= Set task =
Pick out all lines with the word "this" from the records that follow.

= Information shown =

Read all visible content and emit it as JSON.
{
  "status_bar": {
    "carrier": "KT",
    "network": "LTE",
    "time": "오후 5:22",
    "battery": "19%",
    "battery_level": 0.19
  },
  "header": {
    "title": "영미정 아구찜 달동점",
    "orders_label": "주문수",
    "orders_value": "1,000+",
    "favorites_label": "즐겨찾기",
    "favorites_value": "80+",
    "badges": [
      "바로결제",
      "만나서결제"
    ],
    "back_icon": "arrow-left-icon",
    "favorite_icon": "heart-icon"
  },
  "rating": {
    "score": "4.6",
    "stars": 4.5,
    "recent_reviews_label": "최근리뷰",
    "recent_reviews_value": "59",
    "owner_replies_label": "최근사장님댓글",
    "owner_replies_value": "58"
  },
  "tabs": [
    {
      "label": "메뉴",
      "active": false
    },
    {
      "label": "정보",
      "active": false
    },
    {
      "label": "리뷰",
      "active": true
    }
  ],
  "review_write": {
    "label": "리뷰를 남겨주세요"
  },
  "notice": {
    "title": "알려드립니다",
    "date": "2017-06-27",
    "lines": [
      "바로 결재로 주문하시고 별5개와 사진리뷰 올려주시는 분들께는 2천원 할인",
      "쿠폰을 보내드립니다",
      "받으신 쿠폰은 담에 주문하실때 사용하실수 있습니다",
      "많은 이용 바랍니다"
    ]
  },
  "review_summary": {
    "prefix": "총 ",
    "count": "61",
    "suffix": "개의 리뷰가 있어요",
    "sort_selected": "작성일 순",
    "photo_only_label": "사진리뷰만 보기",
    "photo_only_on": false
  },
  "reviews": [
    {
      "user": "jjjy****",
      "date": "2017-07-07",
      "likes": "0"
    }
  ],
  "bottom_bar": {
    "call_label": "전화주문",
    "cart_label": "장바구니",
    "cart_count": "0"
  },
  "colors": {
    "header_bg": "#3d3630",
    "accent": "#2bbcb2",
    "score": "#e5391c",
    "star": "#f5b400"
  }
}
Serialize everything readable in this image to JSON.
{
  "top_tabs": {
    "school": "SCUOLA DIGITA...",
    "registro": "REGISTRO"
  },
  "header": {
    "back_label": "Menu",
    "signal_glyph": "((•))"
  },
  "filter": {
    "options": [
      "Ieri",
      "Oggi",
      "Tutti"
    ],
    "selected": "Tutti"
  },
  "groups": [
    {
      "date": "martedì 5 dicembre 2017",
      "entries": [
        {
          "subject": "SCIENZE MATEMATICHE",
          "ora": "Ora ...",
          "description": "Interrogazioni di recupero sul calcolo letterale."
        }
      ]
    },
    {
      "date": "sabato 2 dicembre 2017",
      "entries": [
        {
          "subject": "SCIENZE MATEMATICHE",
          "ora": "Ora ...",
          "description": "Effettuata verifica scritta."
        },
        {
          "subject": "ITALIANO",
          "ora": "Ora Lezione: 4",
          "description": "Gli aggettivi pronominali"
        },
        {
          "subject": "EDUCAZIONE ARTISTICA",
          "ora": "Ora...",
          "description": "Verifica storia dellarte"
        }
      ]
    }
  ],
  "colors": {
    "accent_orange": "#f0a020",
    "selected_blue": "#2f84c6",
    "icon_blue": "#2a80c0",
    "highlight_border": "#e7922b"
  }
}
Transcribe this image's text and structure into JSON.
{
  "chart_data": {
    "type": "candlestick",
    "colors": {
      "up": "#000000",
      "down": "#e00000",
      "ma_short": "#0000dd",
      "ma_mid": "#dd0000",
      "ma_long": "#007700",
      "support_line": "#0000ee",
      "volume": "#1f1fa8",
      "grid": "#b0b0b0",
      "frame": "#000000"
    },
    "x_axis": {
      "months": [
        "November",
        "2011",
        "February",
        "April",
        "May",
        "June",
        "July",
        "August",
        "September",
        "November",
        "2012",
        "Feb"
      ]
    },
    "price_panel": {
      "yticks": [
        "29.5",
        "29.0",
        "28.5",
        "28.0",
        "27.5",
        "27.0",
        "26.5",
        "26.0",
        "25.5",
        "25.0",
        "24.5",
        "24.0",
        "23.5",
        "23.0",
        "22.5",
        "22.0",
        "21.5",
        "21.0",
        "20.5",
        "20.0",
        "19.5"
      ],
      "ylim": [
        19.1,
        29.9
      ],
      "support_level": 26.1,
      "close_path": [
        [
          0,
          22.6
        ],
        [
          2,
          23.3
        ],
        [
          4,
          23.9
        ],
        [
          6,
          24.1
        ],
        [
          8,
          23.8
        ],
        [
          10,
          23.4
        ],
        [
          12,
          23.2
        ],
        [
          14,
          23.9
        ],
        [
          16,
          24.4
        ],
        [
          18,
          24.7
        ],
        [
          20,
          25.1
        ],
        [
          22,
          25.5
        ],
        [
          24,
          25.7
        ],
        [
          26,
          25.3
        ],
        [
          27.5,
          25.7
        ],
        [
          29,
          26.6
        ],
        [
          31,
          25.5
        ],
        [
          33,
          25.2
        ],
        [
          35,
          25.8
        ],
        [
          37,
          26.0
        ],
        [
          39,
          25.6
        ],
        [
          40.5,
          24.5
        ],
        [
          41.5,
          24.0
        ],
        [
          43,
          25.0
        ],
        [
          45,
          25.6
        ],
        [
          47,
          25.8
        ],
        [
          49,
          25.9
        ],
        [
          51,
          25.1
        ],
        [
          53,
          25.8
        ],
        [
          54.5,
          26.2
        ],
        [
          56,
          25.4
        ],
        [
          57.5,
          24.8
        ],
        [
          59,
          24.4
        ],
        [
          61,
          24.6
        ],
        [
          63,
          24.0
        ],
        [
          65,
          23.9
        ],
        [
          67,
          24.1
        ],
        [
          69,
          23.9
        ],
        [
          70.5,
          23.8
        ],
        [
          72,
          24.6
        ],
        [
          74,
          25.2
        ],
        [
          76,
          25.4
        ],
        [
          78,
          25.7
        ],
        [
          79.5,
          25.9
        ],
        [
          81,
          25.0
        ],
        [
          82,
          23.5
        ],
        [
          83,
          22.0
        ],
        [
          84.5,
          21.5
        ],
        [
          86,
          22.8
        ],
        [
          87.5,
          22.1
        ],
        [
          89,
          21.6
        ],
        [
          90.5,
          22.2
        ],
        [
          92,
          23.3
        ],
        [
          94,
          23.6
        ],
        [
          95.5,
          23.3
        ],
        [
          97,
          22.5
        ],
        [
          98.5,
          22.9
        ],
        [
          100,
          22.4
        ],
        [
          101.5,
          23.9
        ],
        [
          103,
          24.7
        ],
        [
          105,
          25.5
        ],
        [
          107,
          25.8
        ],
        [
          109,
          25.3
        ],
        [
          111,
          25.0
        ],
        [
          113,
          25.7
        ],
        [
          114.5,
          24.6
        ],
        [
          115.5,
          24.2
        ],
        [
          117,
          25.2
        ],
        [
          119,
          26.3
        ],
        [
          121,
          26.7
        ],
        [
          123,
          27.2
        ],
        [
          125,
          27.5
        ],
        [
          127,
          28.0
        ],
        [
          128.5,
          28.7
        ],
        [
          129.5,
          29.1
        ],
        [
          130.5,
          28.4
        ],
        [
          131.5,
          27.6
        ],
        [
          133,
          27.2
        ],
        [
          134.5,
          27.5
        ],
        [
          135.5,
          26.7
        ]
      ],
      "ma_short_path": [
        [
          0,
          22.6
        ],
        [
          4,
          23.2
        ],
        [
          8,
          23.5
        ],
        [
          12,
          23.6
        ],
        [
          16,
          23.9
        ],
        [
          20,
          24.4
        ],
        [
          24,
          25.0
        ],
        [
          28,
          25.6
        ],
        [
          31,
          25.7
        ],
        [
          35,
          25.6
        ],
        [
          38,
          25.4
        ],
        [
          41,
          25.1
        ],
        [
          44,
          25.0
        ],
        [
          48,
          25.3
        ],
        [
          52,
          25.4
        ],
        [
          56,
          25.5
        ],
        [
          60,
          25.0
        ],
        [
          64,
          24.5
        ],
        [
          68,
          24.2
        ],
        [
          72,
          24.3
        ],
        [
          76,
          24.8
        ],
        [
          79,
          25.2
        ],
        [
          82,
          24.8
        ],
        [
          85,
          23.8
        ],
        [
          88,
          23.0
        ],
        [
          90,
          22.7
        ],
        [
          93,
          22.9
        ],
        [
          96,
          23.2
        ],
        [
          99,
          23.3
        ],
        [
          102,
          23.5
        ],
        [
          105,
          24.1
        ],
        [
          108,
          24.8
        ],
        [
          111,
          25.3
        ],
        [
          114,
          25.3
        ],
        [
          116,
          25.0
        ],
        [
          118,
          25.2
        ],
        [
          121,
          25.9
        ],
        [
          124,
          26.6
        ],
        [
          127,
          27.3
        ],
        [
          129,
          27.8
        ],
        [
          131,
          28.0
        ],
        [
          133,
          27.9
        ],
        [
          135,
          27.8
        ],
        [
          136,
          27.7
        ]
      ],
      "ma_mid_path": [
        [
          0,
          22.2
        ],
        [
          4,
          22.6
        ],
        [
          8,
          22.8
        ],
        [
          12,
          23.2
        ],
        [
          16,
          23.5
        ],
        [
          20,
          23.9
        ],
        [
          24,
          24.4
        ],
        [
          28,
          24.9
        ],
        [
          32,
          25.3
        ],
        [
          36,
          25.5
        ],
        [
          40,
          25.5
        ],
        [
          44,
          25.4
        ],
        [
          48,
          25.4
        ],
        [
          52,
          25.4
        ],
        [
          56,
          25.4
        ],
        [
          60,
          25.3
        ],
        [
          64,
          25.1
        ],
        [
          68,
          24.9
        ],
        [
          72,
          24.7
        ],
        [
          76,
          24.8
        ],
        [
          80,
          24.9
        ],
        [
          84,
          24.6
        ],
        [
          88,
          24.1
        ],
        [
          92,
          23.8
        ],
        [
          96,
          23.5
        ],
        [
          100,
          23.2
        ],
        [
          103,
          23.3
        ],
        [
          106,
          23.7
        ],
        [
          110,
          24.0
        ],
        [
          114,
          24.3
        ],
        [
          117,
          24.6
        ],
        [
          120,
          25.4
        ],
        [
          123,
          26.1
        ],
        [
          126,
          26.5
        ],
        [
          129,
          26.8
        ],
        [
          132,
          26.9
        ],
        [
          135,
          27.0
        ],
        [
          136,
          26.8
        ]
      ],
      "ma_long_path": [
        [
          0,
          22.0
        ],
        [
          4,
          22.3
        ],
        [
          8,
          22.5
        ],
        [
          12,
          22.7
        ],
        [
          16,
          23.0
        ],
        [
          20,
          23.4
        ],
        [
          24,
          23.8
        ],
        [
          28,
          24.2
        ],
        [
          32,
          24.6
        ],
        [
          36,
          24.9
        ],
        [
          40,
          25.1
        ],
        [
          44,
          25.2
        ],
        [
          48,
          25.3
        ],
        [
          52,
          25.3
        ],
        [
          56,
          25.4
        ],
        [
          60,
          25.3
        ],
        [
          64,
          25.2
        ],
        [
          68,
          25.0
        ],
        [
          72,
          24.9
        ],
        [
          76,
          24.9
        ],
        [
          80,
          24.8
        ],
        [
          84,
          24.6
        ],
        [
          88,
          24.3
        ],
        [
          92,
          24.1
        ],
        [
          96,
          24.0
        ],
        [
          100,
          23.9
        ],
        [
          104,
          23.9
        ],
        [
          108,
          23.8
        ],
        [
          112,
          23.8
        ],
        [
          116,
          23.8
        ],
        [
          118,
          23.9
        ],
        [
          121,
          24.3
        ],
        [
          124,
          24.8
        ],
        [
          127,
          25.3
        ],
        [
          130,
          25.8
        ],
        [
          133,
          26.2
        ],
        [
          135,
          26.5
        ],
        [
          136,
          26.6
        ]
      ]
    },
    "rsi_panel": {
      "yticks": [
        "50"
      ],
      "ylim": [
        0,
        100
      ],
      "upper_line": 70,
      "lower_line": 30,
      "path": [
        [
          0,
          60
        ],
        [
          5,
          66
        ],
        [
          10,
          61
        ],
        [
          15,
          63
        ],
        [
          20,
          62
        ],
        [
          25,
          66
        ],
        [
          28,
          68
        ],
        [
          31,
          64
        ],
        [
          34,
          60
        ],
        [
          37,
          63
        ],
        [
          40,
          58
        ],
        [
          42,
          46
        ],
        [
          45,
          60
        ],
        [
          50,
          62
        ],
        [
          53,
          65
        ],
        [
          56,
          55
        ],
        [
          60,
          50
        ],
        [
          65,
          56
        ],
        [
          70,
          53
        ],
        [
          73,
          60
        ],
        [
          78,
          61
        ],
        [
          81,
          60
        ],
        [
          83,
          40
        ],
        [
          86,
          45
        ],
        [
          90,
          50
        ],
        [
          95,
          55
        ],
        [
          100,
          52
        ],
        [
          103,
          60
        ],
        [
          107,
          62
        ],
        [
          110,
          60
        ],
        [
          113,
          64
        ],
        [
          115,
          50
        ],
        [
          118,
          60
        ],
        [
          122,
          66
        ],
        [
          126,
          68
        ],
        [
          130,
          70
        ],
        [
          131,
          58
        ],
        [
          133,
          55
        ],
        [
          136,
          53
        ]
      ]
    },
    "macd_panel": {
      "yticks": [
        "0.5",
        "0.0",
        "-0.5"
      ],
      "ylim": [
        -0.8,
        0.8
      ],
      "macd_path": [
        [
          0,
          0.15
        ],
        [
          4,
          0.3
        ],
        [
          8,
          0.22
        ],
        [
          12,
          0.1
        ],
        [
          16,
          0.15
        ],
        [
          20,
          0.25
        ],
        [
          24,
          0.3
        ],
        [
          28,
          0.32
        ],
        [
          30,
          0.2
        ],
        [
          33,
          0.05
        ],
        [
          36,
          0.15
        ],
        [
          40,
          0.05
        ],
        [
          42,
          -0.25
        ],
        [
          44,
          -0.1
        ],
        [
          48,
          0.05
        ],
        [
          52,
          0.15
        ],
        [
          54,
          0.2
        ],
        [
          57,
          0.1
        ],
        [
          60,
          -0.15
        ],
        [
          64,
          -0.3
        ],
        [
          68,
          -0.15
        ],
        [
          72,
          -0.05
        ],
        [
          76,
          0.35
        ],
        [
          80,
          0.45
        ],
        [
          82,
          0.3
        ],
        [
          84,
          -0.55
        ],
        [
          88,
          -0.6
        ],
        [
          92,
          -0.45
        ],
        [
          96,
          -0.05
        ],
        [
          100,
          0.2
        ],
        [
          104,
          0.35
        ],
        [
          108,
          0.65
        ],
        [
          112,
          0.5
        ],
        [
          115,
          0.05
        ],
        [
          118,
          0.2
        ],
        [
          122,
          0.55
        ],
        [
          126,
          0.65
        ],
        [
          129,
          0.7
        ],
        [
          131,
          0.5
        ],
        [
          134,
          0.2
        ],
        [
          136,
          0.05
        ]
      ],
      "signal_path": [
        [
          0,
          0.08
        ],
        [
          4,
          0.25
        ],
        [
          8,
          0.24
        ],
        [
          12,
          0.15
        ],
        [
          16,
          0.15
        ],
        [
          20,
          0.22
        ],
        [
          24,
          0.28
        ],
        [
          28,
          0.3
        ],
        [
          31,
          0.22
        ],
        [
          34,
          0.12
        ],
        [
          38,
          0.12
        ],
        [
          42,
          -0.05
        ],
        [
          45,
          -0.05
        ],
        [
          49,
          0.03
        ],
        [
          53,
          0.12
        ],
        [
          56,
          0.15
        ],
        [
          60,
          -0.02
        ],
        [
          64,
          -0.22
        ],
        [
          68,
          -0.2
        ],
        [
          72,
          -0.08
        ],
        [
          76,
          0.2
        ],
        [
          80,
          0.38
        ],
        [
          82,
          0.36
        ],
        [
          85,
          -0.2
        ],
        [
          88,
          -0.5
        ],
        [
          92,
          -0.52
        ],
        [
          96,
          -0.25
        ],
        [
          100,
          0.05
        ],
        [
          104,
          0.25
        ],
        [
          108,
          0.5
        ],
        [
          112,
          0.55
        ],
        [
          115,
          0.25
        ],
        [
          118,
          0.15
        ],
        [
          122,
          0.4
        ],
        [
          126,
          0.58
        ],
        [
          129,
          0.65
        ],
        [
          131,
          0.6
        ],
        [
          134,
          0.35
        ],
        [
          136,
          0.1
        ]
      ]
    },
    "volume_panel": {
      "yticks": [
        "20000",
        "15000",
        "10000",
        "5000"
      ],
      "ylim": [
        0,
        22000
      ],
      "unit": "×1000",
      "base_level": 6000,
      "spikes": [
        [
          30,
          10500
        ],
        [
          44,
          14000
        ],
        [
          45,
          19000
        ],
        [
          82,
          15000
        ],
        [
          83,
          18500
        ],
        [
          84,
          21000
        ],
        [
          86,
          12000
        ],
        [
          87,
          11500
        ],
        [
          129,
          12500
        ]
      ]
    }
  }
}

= Correct answer =
Serialize everything readable in this image to JSON.
Transcribe this image's text and structure into JSON.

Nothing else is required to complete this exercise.